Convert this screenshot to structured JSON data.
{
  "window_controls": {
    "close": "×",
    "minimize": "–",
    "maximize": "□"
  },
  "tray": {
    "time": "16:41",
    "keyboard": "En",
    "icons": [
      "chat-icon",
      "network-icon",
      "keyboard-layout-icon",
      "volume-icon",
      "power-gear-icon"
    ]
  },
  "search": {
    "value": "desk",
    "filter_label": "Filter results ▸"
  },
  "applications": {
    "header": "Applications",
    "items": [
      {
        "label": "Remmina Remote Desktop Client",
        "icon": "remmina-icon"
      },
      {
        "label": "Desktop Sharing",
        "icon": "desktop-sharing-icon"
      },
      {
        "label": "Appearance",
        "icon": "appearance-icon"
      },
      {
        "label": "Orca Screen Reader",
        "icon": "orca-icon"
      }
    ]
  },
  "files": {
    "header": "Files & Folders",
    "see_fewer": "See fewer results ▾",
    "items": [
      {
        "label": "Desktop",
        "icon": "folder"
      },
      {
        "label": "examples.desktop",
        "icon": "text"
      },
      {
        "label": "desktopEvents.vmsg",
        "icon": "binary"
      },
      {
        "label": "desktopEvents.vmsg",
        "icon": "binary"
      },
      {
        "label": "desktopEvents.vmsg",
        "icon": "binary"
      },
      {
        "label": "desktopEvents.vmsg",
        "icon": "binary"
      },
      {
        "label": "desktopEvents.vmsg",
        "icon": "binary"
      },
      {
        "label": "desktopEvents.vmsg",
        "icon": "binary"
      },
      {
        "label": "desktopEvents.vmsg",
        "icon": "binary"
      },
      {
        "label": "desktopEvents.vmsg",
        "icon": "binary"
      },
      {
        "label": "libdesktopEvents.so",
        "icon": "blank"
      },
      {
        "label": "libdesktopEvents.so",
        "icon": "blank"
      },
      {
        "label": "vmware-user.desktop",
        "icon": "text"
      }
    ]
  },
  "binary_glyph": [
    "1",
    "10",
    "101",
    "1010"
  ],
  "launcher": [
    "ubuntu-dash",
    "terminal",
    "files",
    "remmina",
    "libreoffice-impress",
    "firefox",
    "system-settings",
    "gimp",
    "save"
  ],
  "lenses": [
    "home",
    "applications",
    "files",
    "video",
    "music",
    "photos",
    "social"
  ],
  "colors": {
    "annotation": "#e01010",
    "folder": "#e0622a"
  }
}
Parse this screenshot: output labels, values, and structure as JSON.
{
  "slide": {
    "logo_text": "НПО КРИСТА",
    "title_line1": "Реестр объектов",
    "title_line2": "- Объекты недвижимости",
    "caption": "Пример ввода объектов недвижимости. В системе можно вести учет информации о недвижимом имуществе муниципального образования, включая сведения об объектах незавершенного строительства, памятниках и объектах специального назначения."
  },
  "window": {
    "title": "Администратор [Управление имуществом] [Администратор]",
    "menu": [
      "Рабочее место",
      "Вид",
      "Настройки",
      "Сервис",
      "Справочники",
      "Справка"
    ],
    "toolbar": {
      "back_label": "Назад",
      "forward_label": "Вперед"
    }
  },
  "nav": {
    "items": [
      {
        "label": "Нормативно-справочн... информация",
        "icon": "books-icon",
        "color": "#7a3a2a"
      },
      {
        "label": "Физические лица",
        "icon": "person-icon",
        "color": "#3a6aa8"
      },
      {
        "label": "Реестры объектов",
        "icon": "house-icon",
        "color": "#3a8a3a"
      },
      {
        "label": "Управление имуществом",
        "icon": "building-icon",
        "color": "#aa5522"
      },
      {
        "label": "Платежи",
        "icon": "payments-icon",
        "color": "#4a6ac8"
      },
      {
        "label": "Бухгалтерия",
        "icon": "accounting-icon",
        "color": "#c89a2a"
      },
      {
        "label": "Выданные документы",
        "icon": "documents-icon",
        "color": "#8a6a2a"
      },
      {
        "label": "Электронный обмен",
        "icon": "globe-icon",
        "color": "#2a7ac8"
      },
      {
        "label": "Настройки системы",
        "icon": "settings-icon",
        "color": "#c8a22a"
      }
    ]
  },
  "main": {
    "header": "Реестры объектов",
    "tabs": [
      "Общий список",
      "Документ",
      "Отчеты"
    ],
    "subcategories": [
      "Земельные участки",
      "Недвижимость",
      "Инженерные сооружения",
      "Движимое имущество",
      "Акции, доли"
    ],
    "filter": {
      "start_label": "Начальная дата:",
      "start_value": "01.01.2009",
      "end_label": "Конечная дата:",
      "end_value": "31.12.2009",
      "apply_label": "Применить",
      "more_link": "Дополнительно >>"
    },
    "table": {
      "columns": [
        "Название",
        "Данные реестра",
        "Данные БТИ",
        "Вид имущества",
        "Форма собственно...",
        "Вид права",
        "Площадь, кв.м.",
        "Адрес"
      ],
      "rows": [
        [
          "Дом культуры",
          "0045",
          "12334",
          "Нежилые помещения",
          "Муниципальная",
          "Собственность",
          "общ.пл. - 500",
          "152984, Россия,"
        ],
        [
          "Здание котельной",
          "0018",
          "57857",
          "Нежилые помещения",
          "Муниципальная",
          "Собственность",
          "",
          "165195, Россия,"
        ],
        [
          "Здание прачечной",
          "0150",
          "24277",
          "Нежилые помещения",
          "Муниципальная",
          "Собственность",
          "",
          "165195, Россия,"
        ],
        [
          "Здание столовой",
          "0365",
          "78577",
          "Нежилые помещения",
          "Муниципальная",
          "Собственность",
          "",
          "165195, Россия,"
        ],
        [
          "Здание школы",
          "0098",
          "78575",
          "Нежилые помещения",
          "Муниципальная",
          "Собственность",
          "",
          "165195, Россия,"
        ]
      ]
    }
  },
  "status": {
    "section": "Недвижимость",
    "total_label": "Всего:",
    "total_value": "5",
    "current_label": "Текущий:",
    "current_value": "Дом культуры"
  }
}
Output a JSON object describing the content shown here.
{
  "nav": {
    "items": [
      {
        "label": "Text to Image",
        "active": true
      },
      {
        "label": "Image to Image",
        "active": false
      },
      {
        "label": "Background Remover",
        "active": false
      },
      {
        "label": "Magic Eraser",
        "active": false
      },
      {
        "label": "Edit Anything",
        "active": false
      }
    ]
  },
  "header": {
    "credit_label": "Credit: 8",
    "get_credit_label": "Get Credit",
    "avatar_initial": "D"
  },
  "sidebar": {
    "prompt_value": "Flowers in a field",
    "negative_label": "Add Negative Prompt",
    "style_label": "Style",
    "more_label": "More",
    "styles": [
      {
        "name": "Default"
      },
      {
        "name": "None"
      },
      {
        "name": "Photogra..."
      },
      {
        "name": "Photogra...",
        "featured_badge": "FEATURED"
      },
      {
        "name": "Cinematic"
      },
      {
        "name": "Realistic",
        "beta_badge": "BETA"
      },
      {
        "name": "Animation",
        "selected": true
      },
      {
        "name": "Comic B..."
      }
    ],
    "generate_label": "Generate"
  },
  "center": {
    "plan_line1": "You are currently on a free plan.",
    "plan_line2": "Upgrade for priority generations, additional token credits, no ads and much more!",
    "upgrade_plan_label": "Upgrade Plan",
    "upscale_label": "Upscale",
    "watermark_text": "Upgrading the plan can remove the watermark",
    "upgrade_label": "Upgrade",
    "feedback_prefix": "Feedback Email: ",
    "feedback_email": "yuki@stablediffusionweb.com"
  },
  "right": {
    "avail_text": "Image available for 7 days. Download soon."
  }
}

- _Task description_
Copy every record exactly as presented.

- _Reply_
Convert this screenshot to structured JSON data.
{
  "window_controls": {
    "close": "×",
    "minimize": "–",
    "maximize": "□"
  },
  "tray": {
    "time": "16:41",
    "keyboard": "En",
    "icons": [
      "chat-icon",
      "network-icon",
      "keyboard-layout-icon",
      "volume-icon",
      "power-gear-icon"
    ]
  },
  "search": {
    "value": "desk",
    "filter_label": "Filter results ▸"
  },
  "applications": {
    "header": "Applications",
    "items": [
      {
        "label": "Remmina Remote Desktop Client",
        "icon": "remmina-icon"
      },
      {
        "label": "Desktop Sharing",
        "icon": "desktop-sharing-icon"
      },
      {
        "label": "Appearance",
        "icon": "appearance-icon"
      },
      {
        "label": "Orca Screen Reader",
        "icon": "orca-icon"
      }
    ]
  },
  "files": {
    "header": "Files & Folders",
    "see_fewer": "See fewer results ▾",
    "items": [
      {
        "label": "Desktop",
        "icon": "folder"
      },
      {
        "label": "examples.desktop",
        "icon": "text"
      },
      {
        "label": "desktopEvents.vmsg",
        "icon": "binary"
      },
      {
        "label": "desktopEvents.vmsg",
        "icon": "binary"
      },
      {
        "label": "desktopEvents.vmsg",
        "icon": "binary"
      },
      {
        "label": "desktopEvents.vmsg",
        "icon": "binary"
      },
      {
        "label": "desktopEvents.vmsg",
        "icon": "binary"
      },
      {
        "label": "desktopEvents.vmsg",
        "icon": "binary"
      },
      {
        "label": "desktopEvents.vmsg",
        "icon": "binary"
      },
      {
        "label": "desktopEvents.vmsg",
        "icon": "binary"
      },
      {
        "label": "libdesktopEvents.so",
        "icon": "blank"
      },
      {
        "label": "libdesktopEvents.so",
        "icon": "blank"
      },
      {
        "label": "vmware-user.desktop",
        "icon": "text"
      }
    ]
  },
  "binary_glyph": [
    "1",
    "10",
    "101",
    "1010"
  ],
  "launcher": [
    "ubuntu-dash",
    "terminal",
    "files",
    "remmina",
    "libreoffice-impress",
    "firefox",
    "system-settings",
    "gimp",
    "save"
  ],
  "lenses": [
    "home",
    "applications",
    "files",
    "video",
    "music",
    "photos",
    "social"
  ],
  "colors": {
    "annotation": "#e01010",
    "folder": "#e0622a"
  }
}
Parse this screenshot: output labels, values, and structure as JSON.
{
  "slide": {
    "logo_text": "НПО КРИСТА",
    "title_line1": "Реестр объектов",
    "title_line2": "- Объекты недвижимости",
    "caption": "Пример ввода объектов недвижимости. В системе можно вести учет информации о недвижимом имуществе муниципального образования, включая сведения об объектах незавершенного строительства, памятниках и объектах специального назначения."
  },
  "window": {
    "title": "Администратор [Управление имуществом] [Администратор]",
    "menu": [
      "Рабочее место",
      "Вид",
      "Настройки",
      "Сервис",
      "Справочники",
      "Справка"
    ],
    "toolbar": {
      "back_label": "Назад",
      "forward_label": "Вперед"
    }
  },
  "nav": {
    "items": [
      {
        "label": "Нормативно-справочн... информация",
        "icon": "books-icon",
        "color": "#7a3a2a"
      },
      {
        "label": "Физические лица",
        "icon": "person-icon",
        "color": "#3a6aa8"
      },
      {
        "label": "Реестры объектов",
        "icon": "house-icon",
        "color": "#3a8a3a"
      },
      {
        "label": "Управление имуществом",
        "icon": "building-icon",
        "color": "#aa5522"
      },
      {
        "label": "Платежи",
        "icon": "payments-icon",
        "color": "#4a6ac8"
      },
      {
        "label": "Бухгалтерия",
        "icon": "accounting-icon",
        "color": "#c89a2a"
      },
      {
        "label": "Выданные документы",
        "icon": "documents-icon",
        "color": "#8a6a2a"
      },
      {
        "label": "Электронный обмен",
        "icon": "globe-icon",
        "color": "#2a7ac8"
      },
      {
        "label": "Настройки системы",
        "icon": "settings-icon",
        "color": "#c8a22a"
      }
    ]
  },
  "main": {
    "header": "Реестры объектов",
    "tabs": [
      "Общий список",
      "Документ",
      "Отчеты"
    ],
    "subcategories": [
      "Земельные участки",
      "Недвижимость",
      "Инженерные сооружения",
      "Движимое имущество",
      "Акции, доли"
    ],
    "filter": {
      "start_label": "Начальная дата:",
      "start_value": "01.01.2009",
      "end_label": "Конечная дата:",
      "end_value": "31.12.2009",
      "apply_label": "Применить",
      "more_link": "Дополнительно >>"
    },
    "table": {
      "columns": [
        "Название",
        "Данные реестра",
        "Данные БТИ",
        "Вид имущества",
        "Форма собственно...",
        "Вид права",
        "Площадь, кв.м.",
        "Адрес"
      ],
      "rows": [
        [
          "Дом культуры",
          "0045",
          "12334",
          "Нежилые помещения",
          "Муниципальная",
          "Собственность",
          "общ.пл. - 500",
          "152984, Россия,"
        ],
        [
          "Здание котельной",
          "0018",
          "57857",
          "Нежилые помещения",
          "Муниципальная",
          "Собственность",
          "",
          "165195, Россия,"
        ],
        [
          "Здание прачечной",
          "0150",
          "24277",
          "Нежилые помещения",
          "Муниципальная",
          "Собственность",
          "",
          "165195, Россия,"
        ],
        [
          "Здание столовой",
          "0365",
          "78577",
          "Нежилые помещения",
          "Муниципальная",
          "Собственность",
          "",
          "165195, Россия,"
        ],
        [
          "Здание школы",
          "0098",
          "78575",
          "Нежилые помещения",
          "Муниципальная",
          "Собственность",
          "",
          "165195, Россия,"
        ]
      ]
    }
  },
  "status": {
    "section": "Недвижимость",
    "total_label": "Всего:",
    "total_value": "5",
    "current_label": "Текущий:",
    "current_value": "Дом культуры"
  }
}
Output a JSON object describing the content shown here.
{
  "nav": {
    "items": [
      {
        "label": "Text to Image",
        "active": true
      },
      {
        "label": "Image to Image",
        "active": false
      },
      {
        "label": "Background Remover",
        "active": false
      },
      {
        "label": "Magic Eraser",
        "active": false
      },
      {
        "label": "Edit Anything",
        "active": false
      }
    ]
  },
  "header": {
    "credit_label": "Credit: 8",
    "get_credit_label": "Get Credit",
    "avatar_initial": "D"
  },
  "sidebar": {
    "prompt_value": "Flowers in a field",
    "negative_label": "Add Negative Prompt",
    "style_label": "Style",
    "more_label": "More",
    "styles": [
      {
        "name": "Default"
      },
      {
        "name": "None"
      },
      {
        "name": "Photogra..."
      },
      {
        "name": "Photogra...",
        "featured_badge": "FEATURED"
      },
      {
        "name": "Cinematic"
      },
      {
        "name": "Realistic",
        "beta_badge": "BETA"
      },
      {
        "name": "Animation",
        "selected": true
      },
      {
        "name": "Comic B..."
      }
    ],
    "generate_label": "Generate"
  },
  "center": {
    "plan_line1": "You are currently on a free plan.",
    "plan_line2": "Upgrade for priority generations, additional token credits, no ads and much more!",
    "upgrade_plan_label": "Upgrade Plan",
    "upscale_label": "Upscale",
    "watermark_text": "Upgrading the plan can remove the watermark",
    "upgrade_label": "Upgrade",
    "feedback_prefix": "Feedback Email: ",
    "feedback_email": "yuki@stablediffusionweb.com"
  },
  "right": {
    "avail_text": "Image available for 7 days. Download soon."
  }
}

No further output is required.